### WHAT YOU ARE ASKED TO DO
Report how many lines hold the word "Республики"; answer with the number alone.

### RECORDS FOR PROCESSING

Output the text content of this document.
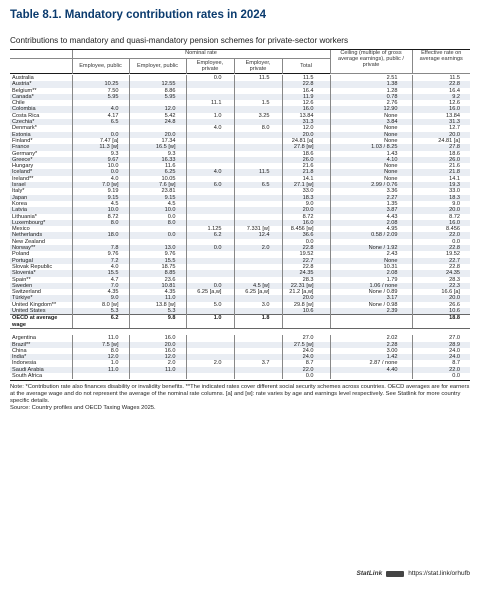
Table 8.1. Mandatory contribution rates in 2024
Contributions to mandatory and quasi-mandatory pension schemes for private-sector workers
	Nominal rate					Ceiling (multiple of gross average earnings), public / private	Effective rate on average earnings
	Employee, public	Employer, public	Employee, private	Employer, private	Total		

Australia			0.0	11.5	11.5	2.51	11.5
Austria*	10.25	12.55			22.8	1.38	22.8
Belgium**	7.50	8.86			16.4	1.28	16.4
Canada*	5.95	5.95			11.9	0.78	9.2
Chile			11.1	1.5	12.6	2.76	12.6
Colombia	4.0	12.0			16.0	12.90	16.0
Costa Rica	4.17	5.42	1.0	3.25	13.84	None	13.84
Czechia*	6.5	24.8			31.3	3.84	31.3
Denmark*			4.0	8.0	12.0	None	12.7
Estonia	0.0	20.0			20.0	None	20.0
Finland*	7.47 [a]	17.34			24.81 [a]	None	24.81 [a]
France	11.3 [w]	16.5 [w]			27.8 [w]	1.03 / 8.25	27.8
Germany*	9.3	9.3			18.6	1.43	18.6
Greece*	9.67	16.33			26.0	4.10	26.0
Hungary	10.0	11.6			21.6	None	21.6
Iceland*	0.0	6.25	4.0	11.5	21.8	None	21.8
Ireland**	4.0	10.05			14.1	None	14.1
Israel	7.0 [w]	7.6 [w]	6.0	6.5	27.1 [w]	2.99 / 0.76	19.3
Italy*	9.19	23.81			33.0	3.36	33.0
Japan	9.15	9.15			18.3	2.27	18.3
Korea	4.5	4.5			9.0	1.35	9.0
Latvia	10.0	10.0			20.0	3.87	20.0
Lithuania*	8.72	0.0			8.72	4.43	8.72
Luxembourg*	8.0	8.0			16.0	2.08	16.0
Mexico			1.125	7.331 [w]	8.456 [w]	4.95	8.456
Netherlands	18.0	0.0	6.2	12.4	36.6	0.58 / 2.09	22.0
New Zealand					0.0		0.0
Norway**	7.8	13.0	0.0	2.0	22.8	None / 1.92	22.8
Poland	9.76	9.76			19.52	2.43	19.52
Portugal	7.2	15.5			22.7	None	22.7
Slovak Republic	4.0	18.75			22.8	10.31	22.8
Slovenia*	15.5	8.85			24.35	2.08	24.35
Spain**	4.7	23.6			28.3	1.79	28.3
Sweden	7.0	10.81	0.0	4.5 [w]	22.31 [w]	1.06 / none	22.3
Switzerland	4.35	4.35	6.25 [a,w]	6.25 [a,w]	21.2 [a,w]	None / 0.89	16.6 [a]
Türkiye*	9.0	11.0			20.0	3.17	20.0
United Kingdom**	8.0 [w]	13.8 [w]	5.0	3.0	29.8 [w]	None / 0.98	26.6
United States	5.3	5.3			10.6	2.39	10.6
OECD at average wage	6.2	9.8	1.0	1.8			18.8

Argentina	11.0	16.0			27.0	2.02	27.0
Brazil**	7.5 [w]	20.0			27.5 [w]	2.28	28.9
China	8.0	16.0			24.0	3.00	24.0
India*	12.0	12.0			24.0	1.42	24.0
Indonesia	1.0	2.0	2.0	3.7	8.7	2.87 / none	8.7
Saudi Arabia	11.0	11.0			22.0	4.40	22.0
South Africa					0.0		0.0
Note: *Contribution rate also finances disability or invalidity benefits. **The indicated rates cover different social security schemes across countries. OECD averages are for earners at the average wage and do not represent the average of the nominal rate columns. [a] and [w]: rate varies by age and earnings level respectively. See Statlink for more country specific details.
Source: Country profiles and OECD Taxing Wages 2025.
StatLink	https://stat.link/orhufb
==
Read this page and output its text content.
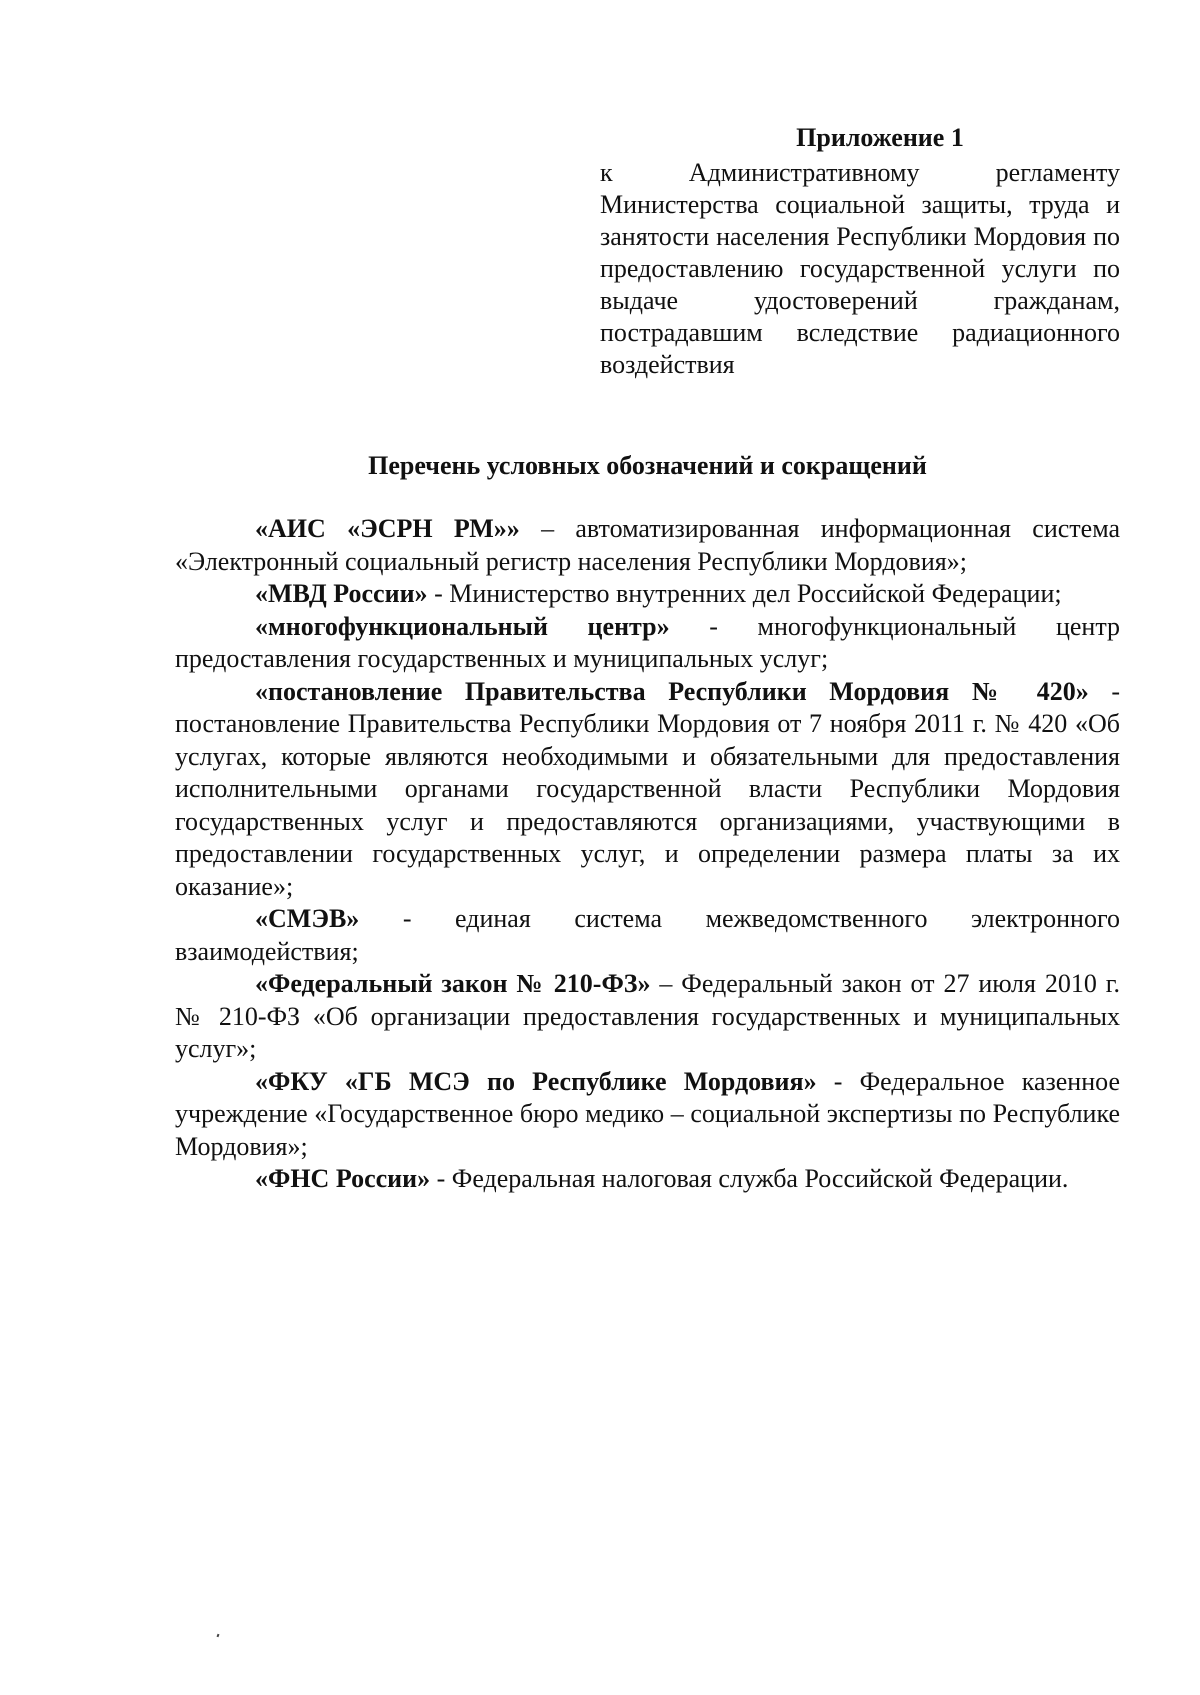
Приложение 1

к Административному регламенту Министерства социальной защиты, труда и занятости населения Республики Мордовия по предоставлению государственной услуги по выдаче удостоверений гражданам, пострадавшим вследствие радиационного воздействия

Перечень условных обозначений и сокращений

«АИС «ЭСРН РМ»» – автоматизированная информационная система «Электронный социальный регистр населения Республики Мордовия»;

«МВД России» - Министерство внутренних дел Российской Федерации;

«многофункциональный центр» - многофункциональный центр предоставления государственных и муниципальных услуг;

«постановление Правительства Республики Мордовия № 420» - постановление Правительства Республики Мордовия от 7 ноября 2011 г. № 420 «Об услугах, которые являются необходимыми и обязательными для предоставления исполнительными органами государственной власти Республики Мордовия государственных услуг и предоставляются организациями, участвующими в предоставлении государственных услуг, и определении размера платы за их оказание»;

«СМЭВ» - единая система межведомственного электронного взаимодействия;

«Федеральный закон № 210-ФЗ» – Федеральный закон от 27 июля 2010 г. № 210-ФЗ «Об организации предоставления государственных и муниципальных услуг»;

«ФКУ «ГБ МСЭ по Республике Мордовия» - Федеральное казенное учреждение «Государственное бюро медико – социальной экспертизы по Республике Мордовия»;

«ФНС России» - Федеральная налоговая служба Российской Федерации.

### CORRECT RESULT
3